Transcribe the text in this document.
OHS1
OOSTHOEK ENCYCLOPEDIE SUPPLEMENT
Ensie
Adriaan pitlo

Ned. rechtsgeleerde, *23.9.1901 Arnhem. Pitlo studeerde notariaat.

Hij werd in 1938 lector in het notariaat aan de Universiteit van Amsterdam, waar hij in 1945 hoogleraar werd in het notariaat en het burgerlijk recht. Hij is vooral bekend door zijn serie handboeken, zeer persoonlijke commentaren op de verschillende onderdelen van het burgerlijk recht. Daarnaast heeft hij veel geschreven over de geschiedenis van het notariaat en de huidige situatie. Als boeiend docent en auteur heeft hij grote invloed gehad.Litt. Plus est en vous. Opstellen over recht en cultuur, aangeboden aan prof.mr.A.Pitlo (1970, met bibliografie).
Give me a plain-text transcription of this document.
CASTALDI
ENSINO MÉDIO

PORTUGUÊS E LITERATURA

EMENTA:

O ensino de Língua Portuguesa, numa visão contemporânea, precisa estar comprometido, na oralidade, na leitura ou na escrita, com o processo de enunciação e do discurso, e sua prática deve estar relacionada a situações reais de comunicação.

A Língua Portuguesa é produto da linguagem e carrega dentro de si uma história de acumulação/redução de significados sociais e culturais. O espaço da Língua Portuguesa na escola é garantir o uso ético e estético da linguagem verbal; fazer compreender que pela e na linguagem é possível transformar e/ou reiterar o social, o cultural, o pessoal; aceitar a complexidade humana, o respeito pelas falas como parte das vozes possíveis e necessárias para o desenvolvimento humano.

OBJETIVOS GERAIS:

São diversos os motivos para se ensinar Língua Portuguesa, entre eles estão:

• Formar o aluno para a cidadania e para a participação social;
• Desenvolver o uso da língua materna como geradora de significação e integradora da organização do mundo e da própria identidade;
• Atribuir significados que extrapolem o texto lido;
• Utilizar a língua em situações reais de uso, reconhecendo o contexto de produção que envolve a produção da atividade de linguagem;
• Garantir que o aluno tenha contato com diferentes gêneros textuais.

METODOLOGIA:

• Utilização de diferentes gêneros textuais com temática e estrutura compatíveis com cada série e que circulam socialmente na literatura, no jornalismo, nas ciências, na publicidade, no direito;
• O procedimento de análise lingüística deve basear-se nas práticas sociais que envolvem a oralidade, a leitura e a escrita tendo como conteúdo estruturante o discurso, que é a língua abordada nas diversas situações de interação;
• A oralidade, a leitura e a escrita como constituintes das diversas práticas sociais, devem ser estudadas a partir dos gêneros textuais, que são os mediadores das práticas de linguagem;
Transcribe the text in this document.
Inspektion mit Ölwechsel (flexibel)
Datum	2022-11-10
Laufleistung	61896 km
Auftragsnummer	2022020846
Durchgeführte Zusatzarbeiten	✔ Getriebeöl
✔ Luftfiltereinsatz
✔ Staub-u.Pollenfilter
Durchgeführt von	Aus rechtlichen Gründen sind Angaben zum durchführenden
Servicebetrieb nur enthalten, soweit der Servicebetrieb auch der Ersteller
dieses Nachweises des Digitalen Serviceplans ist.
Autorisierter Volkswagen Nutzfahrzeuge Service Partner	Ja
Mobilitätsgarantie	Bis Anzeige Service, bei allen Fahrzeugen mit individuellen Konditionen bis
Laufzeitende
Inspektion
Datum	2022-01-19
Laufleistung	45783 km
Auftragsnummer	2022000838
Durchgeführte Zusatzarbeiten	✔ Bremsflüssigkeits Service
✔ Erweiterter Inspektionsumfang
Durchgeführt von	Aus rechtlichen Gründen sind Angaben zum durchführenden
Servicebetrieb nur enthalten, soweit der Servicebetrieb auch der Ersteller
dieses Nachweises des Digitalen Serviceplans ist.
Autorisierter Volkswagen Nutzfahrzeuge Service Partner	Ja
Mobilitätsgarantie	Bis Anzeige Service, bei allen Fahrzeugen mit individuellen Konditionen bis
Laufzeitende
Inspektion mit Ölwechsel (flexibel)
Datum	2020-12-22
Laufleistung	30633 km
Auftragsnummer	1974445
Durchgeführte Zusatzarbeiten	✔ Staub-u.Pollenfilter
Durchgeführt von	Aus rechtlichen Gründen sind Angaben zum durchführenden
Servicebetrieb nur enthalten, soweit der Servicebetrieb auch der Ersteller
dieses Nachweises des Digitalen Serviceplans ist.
----------------------------------------
_WORK REQUIRED_:
Using the data above, output each line exactly.

_SOLUTION TO THE EXERCISE_:
Transcribe the text in this document.
OHS1
OOSTHOEK ENCYCLOPEDIE SUPPLEMENT
Ensie
Adriaan pitlo

Ned. rechtsgeleerde, *23.9.1901 Arnhem. Pitlo studeerde notariaat.

Hij werd in 1938 lector in het notariaat aan de Universiteit van Amsterdam, waar hij in 1945 hoogleraar werd in het notariaat en het burgerlijk recht. Hij is vooral bekend door zijn serie handboeken, zeer persoonlijke commentaren op de verschillende onderdelen van het burgerlijk recht. Daarnaast heeft hij veel geschreven over de geschiedenis van het notariaat en de huidige situatie. Als boeiend docent en auteur heeft hij grote invloed gehad.Litt. Plus est en vous. Opstellen over recht en cultuur, aangeboden aan prof.mr.A.Pitlo (1970, met bibliografie).
Give me a plain-text transcription of this document.
CASTALDI
ENSINO MÉDIO

PORTUGUÊS E LITERATURA

EMENTA:

O ensino de Língua Portuguesa, numa visão contemporânea, precisa estar comprometido, na oralidade, na leitura ou na escrita, com o processo de enunciação e do discurso, e sua prática deve estar relacionada a situações reais de comunicação.

A Língua Portuguesa é produto da linguagem e carrega dentro de si uma história de acumulação/redução de significados sociais e culturais. O espaço da Língua Portuguesa na escola é garantir o uso ético e estético da linguagem verbal; fazer compreender que pela e na linguagem é possível transformar e/ou reiterar o social, o cultural, o pessoal; aceitar a complexidade humana, o respeito pelas falas como parte das vozes possíveis e necessárias para o desenvolvimento humano.

OBJETIVOS GERAIS:

São diversos os motivos para se ensinar Língua Portuguesa, entre eles estão:

• Formar o aluno para a cidadania e para a participação social;
• Desenvolver o uso da língua materna como geradora de significação e integradora da organização do mundo e da própria identidade;
• Atribuir significados que extrapolem o texto lido;
• Utilizar a língua em situações reais de uso, reconhecendo o contexto de produção que envolve a produção da atividade de linguagem;
• Garantir que o aluno tenha contato com diferentes gêneros textuais.

METODOLOGIA:

• Utilização de diferentes gêneros textuais com temática e estrutura compatíveis com cada série e que circulam socialmente na literatura, no jornalismo, nas ciências, na publicidade, no direito;
• O procedimento de análise lingüística deve basear-se nas práticas sociais que envolvem a oralidade, a leitura e a escrita tendo como conteúdo estruturante o discurso, que é a língua abordada nas diversas situações de interação;
• A oralidade, a leitura e a escrita como constituintes das diversas práticas sociais, devem ser estudadas a partir dos gêneros textuais, que são os mediadores das práticas de linguagem;
Transcribe the text in this document.
Inspektion mit Ölwechsel (flexibel)
Datum	2022-11-10
Laufleistung	61896 km
Auftragsnummer	2022020846
Durchgeführte Zusatzarbeiten	✔ Getriebeöl
✔ Luftfiltereinsatz
✔ Staub-u.Pollenfilter
Durchgeführt von	Aus rechtlichen Gründen sind Angaben zum durchführenden
Servicebetrieb nur enthalten, soweit der Servicebetrieb auch der Ersteller
dieses Nachweises des Digitalen Serviceplans ist.
Autorisierter Volkswagen Nutzfahrzeuge Service Partner	Ja
Mobilitätsgarantie	Bis Anzeige Service, bei allen Fahrzeugen mit individuellen Konditionen bis
Laufzeitende
Inspektion
Datum	2022-01-19
Laufleistung	45783 km
Auftragsnummer	2022000838
Durchgeführte Zusatzarbeiten	✔ Bremsflüssigkeits Service
✔ Erweiterter Inspektionsumfang
Durchgeführt von	Aus rechtlichen Gründen sind Angaben zum durchführenden
Servicebetrieb nur enthalten, soweit der Servicebetrieb auch der Ersteller
dieses Nachweises des Digitalen Serviceplans ist.
Autorisierter Volkswagen Nutzfahrzeuge Service Partner	Ja
Mobilitätsgarantie	Bis Anzeige Service, bei allen Fahrzeugen mit individuellen Konditionen bis
Laufzeitende
Inspektion mit Ölwechsel (flexibel)
Datum	2020-12-22
Laufleistung	30633 km
Auftragsnummer	1974445
Durchgeführte Zusatzarbeiten	✔ Staub-u.Pollenfilter
Durchgeführt von	Aus rechtlichen Gründen sind Angaben zum durchführenden
Servicebetrieb nur enthalten, soweit der Servicebetrieb auch der Ersteller
dieses Nachweises des Digitalen Serviceplans ist.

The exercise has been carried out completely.